## Begin

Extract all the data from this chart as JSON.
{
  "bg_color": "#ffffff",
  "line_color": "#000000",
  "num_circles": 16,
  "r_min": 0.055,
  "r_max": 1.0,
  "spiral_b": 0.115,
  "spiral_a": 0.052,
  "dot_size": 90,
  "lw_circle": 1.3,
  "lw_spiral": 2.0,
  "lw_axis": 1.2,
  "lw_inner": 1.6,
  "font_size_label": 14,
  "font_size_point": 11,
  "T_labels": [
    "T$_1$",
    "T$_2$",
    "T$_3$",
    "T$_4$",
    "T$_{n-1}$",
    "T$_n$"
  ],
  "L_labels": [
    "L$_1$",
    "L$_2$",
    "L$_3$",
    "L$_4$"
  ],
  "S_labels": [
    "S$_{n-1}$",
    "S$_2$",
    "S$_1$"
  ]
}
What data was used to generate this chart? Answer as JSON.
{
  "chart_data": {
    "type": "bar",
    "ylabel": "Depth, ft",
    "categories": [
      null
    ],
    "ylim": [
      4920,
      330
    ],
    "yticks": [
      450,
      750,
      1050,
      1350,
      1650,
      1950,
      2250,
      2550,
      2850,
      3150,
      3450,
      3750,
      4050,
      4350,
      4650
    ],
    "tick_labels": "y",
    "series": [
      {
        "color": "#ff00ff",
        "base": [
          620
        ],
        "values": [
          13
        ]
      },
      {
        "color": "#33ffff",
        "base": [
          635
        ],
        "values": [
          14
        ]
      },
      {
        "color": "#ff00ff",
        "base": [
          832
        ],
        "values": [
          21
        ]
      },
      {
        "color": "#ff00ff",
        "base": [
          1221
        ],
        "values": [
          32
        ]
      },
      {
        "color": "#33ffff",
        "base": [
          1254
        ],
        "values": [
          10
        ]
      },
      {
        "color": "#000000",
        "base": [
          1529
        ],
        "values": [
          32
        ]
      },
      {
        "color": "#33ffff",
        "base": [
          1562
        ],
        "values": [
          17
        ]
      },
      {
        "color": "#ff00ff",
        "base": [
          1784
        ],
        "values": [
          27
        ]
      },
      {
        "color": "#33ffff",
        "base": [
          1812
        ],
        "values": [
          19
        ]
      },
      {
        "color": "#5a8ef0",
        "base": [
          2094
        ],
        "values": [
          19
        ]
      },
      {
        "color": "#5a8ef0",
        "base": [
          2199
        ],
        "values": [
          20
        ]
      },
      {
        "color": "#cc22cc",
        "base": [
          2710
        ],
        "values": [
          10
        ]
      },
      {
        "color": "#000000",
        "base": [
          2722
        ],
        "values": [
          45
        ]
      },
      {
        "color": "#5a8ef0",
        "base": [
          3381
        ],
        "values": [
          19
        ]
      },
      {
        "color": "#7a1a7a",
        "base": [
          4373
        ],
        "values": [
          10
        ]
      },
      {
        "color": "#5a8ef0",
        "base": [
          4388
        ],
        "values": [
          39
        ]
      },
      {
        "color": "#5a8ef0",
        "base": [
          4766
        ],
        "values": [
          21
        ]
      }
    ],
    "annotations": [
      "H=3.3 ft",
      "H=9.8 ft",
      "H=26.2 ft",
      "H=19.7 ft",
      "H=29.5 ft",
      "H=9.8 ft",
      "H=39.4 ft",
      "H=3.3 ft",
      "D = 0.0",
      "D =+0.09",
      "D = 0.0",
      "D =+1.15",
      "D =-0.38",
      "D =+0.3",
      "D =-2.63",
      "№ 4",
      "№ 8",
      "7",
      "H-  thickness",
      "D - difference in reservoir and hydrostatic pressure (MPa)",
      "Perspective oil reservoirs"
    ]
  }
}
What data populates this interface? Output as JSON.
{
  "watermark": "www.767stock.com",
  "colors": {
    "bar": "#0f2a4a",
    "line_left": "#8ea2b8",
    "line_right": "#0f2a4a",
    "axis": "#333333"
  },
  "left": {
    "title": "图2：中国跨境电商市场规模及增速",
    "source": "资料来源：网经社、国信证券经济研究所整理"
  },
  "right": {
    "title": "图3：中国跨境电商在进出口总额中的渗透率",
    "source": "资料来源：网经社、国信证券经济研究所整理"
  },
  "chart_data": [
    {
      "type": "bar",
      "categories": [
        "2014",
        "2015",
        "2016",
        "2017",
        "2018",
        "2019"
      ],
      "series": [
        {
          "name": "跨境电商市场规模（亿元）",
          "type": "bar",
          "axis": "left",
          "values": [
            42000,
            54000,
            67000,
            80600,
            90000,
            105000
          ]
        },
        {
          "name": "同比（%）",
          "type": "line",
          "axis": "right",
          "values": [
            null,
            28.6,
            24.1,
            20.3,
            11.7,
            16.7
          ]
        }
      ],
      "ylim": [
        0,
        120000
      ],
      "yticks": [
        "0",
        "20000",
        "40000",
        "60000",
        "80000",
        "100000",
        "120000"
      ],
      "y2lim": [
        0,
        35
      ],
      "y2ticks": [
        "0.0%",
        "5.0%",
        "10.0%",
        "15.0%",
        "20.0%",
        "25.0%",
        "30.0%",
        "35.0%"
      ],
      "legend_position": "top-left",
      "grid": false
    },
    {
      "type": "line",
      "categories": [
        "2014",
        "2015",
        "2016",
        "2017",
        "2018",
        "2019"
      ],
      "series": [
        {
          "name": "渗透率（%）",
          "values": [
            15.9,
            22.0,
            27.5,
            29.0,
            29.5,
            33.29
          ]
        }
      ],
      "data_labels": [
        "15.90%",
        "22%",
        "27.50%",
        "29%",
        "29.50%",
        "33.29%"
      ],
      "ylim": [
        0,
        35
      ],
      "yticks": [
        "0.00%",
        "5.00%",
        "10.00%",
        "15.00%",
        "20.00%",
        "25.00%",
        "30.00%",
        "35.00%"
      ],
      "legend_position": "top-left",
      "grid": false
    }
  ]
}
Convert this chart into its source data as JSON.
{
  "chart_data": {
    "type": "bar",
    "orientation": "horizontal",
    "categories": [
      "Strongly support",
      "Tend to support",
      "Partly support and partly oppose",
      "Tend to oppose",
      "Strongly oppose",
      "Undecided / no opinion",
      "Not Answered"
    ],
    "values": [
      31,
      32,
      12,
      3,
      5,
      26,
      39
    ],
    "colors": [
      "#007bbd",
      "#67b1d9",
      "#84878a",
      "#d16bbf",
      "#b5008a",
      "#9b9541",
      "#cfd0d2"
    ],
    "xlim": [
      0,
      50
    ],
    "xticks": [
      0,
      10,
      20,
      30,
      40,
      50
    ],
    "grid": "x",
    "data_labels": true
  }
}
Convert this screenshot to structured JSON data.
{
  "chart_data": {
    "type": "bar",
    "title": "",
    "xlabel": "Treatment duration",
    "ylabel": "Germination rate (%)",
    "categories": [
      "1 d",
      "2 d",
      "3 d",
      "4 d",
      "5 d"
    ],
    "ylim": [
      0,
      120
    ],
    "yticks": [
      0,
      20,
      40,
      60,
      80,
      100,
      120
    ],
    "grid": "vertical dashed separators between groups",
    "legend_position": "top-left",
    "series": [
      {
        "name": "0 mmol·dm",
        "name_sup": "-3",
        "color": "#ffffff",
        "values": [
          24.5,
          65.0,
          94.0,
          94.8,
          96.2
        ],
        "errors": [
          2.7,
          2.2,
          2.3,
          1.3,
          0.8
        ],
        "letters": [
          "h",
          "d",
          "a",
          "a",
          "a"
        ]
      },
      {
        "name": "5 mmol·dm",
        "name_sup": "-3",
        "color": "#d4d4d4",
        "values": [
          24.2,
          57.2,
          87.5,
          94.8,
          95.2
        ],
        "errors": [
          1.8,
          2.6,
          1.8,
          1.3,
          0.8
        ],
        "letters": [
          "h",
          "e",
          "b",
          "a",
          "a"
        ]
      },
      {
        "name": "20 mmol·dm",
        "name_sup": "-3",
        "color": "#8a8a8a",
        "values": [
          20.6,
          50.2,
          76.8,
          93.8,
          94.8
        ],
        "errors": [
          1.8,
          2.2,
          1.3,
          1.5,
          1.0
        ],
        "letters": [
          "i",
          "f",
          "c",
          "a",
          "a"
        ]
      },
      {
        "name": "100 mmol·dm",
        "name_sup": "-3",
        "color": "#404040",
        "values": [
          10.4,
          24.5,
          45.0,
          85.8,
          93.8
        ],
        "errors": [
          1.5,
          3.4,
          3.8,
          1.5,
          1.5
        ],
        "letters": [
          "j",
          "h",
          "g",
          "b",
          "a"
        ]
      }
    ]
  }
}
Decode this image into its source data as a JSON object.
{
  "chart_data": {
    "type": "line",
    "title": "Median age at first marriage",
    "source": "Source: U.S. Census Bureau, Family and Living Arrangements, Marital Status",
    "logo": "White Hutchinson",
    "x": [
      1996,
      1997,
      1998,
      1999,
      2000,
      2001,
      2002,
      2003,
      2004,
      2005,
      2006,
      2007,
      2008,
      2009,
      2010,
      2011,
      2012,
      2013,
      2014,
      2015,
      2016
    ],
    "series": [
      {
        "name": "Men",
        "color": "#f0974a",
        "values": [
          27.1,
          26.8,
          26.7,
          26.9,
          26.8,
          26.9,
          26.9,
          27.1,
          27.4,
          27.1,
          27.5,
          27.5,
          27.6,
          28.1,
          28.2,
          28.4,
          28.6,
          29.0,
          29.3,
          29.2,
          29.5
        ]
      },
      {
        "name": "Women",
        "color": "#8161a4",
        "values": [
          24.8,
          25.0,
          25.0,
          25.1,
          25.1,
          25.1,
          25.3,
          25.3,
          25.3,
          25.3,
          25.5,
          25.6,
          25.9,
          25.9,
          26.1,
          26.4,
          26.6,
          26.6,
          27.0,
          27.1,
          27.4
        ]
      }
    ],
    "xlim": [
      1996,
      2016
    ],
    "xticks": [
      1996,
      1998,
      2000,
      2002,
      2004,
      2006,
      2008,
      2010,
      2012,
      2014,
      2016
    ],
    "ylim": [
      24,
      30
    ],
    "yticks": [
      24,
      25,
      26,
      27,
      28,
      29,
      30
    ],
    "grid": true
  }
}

## End

Task instructions: Give only the count of lines in this material that contain the string "Convert".

Reply to the exercise: 2